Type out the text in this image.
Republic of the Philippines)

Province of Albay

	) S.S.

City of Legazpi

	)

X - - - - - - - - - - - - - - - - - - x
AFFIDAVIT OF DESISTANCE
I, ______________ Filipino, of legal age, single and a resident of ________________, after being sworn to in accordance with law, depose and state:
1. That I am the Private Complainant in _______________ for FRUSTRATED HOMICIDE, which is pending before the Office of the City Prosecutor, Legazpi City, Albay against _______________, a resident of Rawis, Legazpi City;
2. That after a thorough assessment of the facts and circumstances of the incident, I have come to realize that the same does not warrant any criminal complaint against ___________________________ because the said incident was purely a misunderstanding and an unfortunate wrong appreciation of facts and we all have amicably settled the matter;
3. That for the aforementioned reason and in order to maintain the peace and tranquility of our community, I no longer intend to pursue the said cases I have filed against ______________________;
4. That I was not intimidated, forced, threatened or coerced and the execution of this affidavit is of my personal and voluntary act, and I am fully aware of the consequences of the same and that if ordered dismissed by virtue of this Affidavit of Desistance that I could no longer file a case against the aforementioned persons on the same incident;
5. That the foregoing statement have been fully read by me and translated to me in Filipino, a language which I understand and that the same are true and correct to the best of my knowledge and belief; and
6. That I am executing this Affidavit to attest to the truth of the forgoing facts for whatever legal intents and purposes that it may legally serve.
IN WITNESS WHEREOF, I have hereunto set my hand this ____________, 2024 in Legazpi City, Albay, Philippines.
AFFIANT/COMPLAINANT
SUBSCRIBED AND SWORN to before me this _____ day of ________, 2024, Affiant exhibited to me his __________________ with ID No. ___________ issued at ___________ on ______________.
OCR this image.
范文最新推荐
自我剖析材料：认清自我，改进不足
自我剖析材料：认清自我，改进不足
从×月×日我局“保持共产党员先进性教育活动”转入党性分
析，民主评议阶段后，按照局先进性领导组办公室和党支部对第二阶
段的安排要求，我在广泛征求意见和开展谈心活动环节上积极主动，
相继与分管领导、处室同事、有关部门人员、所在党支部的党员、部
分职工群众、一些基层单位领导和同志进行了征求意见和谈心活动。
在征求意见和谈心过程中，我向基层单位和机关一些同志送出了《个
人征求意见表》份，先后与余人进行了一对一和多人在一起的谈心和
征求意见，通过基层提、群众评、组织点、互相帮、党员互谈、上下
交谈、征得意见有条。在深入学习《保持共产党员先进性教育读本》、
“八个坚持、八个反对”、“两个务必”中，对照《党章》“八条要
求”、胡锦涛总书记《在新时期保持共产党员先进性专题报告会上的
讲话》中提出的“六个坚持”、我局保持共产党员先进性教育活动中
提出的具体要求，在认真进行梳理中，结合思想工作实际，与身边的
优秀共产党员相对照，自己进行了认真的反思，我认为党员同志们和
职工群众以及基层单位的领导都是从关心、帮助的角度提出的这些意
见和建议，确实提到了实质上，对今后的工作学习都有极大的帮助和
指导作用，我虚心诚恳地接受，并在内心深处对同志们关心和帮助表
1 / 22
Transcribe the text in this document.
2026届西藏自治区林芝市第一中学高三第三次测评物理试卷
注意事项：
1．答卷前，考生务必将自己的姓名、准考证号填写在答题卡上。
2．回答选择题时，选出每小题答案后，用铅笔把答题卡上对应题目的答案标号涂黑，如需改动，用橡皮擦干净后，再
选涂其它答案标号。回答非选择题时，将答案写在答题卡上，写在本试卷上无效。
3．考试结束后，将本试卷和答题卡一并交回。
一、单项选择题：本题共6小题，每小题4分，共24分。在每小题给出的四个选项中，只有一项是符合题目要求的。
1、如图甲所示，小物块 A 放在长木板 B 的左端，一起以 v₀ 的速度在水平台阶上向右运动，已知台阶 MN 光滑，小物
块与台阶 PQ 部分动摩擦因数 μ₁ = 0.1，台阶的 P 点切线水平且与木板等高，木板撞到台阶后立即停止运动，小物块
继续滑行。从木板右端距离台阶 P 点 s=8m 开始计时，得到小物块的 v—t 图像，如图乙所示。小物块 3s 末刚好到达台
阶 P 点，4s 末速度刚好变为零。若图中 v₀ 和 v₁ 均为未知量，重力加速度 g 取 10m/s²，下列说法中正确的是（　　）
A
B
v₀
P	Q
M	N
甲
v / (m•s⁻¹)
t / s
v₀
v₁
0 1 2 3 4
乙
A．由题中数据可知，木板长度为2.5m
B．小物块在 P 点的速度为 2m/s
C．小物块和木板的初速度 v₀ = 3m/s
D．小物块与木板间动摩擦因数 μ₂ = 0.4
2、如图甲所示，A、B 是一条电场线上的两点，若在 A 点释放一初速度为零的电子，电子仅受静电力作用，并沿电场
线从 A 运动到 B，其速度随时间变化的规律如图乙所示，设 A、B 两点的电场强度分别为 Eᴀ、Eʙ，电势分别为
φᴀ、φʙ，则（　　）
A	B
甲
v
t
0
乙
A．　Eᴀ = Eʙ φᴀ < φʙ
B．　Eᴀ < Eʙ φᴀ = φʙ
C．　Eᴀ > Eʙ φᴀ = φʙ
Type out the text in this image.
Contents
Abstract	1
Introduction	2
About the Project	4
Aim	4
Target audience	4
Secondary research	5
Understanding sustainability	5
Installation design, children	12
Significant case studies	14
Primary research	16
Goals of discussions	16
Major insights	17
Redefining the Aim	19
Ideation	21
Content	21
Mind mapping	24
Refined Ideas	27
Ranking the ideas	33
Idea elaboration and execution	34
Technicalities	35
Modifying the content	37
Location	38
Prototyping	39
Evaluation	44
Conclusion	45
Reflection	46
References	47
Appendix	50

########################################

### Task goal
Copy down every line of the material above that includes the string "which".

### Finished answer
1. That I am the Private Complainant in _______________ for FRUSTRATED HOMICIDE, which is pending before the Office of the City Prosecutor, Legazpi City, Albay against _______________, a resident of Rawis, Legazpi City;
5. That the foregoing statement have been fully read by me and translated to me in Filipino, a language which I understand and that the same are true and correct to the best of my knowledge and belief; and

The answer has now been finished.